WHAT TO PRODUCE: Copy every line of the listing exactly.

### DATASET RECORDS

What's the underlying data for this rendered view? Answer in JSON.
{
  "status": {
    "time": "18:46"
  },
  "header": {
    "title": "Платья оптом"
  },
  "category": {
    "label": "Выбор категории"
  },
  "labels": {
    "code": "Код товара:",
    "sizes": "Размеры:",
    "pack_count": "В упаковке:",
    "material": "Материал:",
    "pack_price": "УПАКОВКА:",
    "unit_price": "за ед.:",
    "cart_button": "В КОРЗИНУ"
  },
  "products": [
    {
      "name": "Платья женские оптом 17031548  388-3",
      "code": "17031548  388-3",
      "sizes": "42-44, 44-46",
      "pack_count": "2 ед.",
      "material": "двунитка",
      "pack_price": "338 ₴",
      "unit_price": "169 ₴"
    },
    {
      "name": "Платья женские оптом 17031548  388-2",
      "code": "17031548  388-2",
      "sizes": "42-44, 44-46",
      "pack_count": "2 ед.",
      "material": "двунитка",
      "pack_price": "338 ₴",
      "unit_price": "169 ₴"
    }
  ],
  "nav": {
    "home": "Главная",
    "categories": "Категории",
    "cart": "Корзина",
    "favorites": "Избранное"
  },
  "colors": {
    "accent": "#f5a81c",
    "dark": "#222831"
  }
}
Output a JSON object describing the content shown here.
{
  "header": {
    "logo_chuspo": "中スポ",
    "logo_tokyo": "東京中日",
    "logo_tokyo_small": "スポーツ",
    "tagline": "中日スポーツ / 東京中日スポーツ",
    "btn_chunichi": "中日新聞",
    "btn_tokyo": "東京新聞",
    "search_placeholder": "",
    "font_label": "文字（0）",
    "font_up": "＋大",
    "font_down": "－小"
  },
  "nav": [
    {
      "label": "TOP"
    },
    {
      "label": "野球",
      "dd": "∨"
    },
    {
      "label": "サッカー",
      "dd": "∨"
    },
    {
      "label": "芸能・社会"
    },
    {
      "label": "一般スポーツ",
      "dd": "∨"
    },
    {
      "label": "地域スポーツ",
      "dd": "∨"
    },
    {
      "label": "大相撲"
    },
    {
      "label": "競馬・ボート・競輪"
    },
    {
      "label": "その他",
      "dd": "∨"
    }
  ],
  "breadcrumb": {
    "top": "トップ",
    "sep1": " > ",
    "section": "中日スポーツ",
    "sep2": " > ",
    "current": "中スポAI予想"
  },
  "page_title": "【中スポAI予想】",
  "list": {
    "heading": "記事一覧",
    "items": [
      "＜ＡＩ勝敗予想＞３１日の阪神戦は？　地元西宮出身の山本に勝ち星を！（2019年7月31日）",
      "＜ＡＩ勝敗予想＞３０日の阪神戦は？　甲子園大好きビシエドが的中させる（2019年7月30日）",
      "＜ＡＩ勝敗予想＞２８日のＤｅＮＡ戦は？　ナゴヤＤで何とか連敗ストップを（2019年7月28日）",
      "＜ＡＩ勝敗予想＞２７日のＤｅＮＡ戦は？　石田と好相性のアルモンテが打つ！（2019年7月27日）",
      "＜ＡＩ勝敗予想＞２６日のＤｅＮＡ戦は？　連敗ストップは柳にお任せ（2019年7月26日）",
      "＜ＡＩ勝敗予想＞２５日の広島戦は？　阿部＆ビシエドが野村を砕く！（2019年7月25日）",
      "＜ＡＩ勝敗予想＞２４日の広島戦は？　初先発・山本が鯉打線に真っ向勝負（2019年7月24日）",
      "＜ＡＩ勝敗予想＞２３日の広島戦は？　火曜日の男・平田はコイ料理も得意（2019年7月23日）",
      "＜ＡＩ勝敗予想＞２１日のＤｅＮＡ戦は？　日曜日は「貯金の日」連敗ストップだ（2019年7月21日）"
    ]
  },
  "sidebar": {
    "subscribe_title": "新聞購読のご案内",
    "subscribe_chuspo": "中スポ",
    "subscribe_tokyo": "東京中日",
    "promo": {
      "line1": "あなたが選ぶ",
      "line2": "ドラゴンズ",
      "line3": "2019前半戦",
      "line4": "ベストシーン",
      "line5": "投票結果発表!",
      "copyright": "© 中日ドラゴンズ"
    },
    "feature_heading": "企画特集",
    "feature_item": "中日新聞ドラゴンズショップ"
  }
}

######

CORRECT RESPONSE:
What's the underlying data for this rendered view? Answer in JSON.
{
  "status": {
    "time": "18:46"
  },
  "header": {
    "title": "Платья оптом"
  },
  "category": {
    "label": "Выбор категории"
  },
  "labels": {
    "code": "Код товара:",
    "sizes": "Размеры:",
    "pack_count": "В упаковке:",
    "material": "Материал:",
    "pack_price": "УПАКОВКА:",
    "unit_price": "за ед.:",
    "cart_button": "В КОРЗИНУ"
  },
  "products": [
    {
      "name": "Платья женские оптом 17031548  388-3",
      "code": "17031548  388-3",
      "sizes": "42-44, 44-46",
      "pack_count": "2 ед.",
      "material": "двунитка",
      "pack_price": "338 ₴",
      "unit_price": "169 ₴"
    },
    {
      "name": "Платья женские оптом 17031548  388-2",
      "code": "17031548  388-2",
      "sizes": "42-44, 44-46",
      "pack_count": "2 ед.",
      "material": "двунитка",
      "pack_price": "338 ₴",
      "unit_price": "169 ₴"
    }
  ],
  "nav": {
    "home": "Главная",
    "categories": "Категории",
    "cart": "Корзина",
    "favorites": "Избранное"
  },
  "colors": {
    "accent": "#f5a81c",
    "dark": "#222831"
  }
}
Output a JSON object describing the content shown here.
{
  "header": {
    "logo_chuspo": "中スポ",
    "logo_tokyo": "東京中日",
    "logo_tokyo_small": "スポーツ",
    "tagline": "中日スポーツ / 東京中日スポーツ",
    "btn_chunichi": "中日新聞",
    "btn_tokyo": "東京新聞",
    "search_placeholder": "",
    "font_label": "文字（0）",
    "font_up": "＋大",
    "font_down": "－小"
  },
  "nav": [
    {
      "label": "TOP"
    },
    {
      "label": "野球",
      "dd": "∨"
    },
    {
      "label": "サッカー",
      "dd": "∨"
    },
    {
      "label": "芸能・社会"
    },
    {
      "label": "一般スポーツ",
      "dd": "∨"
    },
    {
      "label": "地域スポーツ",
      "dd": "∨"
    },
    {
      "label": "大相撲"
    },
    {
      "label": "競馬・ボート・競輪"
    },
    {
      "label": "その他",
      "dd": "∨"
    }
  ],
  "breadcrumb": {
    "top": "トップ",
    "sep1": " > ",
    "section": "中日スポーツ",
    "sep2": " > ",
    "current": "中スポAI予想"
  },
  "page_title": "【中スポAI予想】",
  "list": {
    "heading": "記事一覧",
    "items": [
      "＜ＡＩ勝敗予想＞３１日の阪神戦は？　地元西宮出身の山本に勝ち星を！（2019年7月31日）",
      "＜ＡＩ勝敗予想＞３０日の阪神戦は？　甲子園大好きビシエドが的中させる（2019年7月30日）",
      "＜ＡＩ勝敗予想＞２８日のＤｅＮＡ戦は？　ナゴヤＤで何とか連敗ストップを（2019年7月28日）",
      "＜ＡＩ勝敗予想＞２７日のＤｅＮＡ戦は？　石田と好相性のアルモンテが打つ！（2019年7月27日）",
      "＜ＡＩ勝敗予想＞２６日のＤｅＮＡ戦は？　連敗ストップは柳にお任せ（2019年7月26日）",
      "＜ＡＩ勝敗予想＞２５日の広島戦は？　阿部＆ビシエドが野村を砕く！（2019年7月25日）",
      "＜ＡＩ勝敗予想＞２４日の広島戦は？　初先発・山本が鯉打線に真っ向勝負（2019年7月24日）",
      "＜ＡＩ勝敗予想＞２３日の広島戦は？　火曜日の男・平田はコイ料理も得意（2019年7月23日）",
      "＜ＡＩ勝敗予想＞２１日のＤｅＮＡ戦は？　日曜日は「貯金の日」連敗ストップだ（2019年7月21日）"
    ]
  },
  "sidebar": {
    "subscribe_title": "新聞購読のご案内",
    "subscribe_chuspo": "中スポ",
    "subscribe_tokyo": "東京中日",
    "promo": {
      "line1": "あなたが選ぶ",
      "line2": "ドラゴンズ",
      "line3": "2019前半戦",
      "line4": "ベストシーン",
      "line5": "投票結果発表!",
      "copyright": "© 中日ドラゴンズ"
    },
    "feature_heading": "企画特集",
    "feature_item": "中日新聞ドラゴンズショップ"
  }
}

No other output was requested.